Alabama's strength and conditioning coach really is a madman. Spend five minutes with him and you'll understand that much. He seems incapable of sitting still. One player said he has seen him rub Icy Hot all over his body to get a jolt of energy -- a fact Cochran freely admits. His gravel-infused Cajun accent booms through doors and around hallways. It's as if he was born hoarse and decided to shout the soreness away.

But Cochran's outer-shell is one thing. You can get lost trying to characterize such a colorful character. Instead, you have to dig deeper to understand the effect he has on Alabama's football program and why Nick Saban fought so hard to keep him, fending off a job offer from Georgia with a raise that sources tell ESPN will push Cochran's salary north of $600,000, making him the highest-paid strength coach in college football.

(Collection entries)
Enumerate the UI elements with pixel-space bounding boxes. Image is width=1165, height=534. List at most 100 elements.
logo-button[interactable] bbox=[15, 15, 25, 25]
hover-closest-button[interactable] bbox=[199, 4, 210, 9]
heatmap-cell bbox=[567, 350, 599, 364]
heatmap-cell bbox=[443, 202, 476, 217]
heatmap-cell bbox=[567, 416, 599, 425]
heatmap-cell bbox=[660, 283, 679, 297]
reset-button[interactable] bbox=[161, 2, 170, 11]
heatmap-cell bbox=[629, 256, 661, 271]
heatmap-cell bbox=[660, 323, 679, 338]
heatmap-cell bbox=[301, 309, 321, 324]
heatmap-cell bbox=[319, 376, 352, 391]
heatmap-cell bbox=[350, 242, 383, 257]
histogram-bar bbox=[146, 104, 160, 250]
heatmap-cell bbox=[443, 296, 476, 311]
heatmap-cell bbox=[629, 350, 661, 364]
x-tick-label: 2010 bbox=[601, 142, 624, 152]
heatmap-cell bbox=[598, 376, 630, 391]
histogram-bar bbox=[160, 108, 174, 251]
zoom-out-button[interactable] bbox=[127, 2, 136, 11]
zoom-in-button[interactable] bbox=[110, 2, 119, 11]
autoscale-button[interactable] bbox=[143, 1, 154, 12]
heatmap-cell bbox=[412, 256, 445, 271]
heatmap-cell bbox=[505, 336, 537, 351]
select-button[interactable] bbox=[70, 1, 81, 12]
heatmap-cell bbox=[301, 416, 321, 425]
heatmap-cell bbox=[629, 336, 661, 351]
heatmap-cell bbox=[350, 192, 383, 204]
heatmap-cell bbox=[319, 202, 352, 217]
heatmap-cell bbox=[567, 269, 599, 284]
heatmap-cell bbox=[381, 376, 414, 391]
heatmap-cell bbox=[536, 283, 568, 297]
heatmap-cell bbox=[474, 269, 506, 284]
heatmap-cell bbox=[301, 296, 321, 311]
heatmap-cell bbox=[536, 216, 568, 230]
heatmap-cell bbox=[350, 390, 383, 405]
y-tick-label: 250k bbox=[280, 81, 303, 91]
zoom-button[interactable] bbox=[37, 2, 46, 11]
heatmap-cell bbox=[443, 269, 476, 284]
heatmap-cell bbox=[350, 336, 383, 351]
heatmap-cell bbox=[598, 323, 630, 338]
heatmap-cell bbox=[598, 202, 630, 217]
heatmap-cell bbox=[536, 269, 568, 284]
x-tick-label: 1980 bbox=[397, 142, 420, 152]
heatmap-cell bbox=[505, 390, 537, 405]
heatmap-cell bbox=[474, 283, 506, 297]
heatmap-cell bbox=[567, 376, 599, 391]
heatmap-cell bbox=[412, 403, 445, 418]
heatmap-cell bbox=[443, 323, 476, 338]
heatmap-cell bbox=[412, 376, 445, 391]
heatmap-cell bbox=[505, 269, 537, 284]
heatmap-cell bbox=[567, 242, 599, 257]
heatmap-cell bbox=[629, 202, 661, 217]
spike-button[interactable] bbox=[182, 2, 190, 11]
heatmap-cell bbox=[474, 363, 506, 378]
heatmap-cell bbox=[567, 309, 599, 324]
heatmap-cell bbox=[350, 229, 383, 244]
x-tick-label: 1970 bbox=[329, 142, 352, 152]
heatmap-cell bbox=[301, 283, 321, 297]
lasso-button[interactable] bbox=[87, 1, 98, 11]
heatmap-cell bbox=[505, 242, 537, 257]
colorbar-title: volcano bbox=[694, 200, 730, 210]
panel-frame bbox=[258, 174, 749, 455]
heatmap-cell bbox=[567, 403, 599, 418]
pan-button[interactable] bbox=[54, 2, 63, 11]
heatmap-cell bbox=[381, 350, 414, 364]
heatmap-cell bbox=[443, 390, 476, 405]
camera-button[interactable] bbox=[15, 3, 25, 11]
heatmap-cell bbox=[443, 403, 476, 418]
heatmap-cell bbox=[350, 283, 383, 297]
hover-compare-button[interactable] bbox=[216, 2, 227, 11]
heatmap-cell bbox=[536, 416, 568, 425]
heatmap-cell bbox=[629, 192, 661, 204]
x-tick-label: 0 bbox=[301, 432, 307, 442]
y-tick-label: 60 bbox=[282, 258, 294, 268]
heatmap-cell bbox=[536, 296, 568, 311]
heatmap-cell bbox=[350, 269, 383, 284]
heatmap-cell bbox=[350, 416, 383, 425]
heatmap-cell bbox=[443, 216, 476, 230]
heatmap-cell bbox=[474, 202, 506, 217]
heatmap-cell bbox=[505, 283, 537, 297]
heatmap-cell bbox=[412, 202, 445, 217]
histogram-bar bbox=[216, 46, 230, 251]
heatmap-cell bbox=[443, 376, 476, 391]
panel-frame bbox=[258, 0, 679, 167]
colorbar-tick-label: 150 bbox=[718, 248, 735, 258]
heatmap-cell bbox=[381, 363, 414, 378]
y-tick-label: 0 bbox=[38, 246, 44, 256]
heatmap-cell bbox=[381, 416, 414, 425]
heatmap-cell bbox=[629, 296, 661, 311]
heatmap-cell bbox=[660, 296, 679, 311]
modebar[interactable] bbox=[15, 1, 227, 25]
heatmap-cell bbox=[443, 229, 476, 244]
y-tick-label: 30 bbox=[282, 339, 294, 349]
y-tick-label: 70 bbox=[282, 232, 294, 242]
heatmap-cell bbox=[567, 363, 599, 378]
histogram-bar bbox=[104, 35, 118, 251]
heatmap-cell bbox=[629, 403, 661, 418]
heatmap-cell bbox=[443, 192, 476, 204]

▶ **Required work**
**a.** Reproduce the portion of the passage about Alabama's strength coach that opens with the words containing "Alabama's strength and" and closes with "in college football.".
**b.** Answer these questions using the passage about Alabama's strength coach:
(i) What does Cochran rub all over his body to get a jolt of energy?
(ii) Which school made Cochran a job offer?
(iii) According to sources cited in the passage, what amount will Cochran's salary rise above?
**c.** Continue the passage about Alabama's strength coach from the point where it stops.

▶ **Expected outputs**
**a.**
Alabama's strength and conditioning coach really is a madman. Spend five minutes with him and you'll understand that much. He seems incapable of sitting still. One player said he has seen him rub Icy Hot all over his body to get a jolt of energy -- a fact Cochran freely admits. His gravel-infused Cajun accent booms through doors and around hallways. It's as if he was born hoarse and decided to shout the soreness away.

But Cochran's outer-shell is one thing. You can get lost trying to characterize such a colorful character. Instead, you have to dig deeper to understand the effect he has on Alabama's football program and why Nick Saban fought so hard to keep him, fending off a job offer from Georgia with a raise that sources tell ESPN will push Cochran's salary north of $600,000, making him the highest-paid strength coach in college football.

**b.**
(i) Icy Hot
(ii) Georgia
(iii) $600,000

**c.**
He makes more than Alabama receivers coach Billy Napier, who helped develop Amari Cooper into a Heisman Trophy finalist. He makes more than Alabama running backs coach Burton Burns, who helped turn Mark Ingram and Derrick Henry into Heisman Trophy winners. And you know what? You'll be hard pressed to find anyone around the program who thinks the investment in Cochran isn't well worth it. According to one former player, he's the most important person on Alabama's payroll not named Nick Saban.

"I don't think there's any question. He's second in line," said Mike Johnson, who played at Alabama from 2006-09, won a national championship with the Tide and played a handful of years in the NFL with the Atlanta Falcons. "If Coach Saban is the father of the program, [Cochran is] the stepdad."

"When I heard he might be going to Georgia," he added, "I was sick because I knew how difficult [it] would be to replace him."

ArDarius Stewart, a junior wide receiver, said he heard the Georgia rumors, too.

"I was giving him hell during practice like, 'Aw, man, you're a Bulldog,'" he said.

When the news release was sent out, stating Cochran would return, Stewart said he was "ecstatic."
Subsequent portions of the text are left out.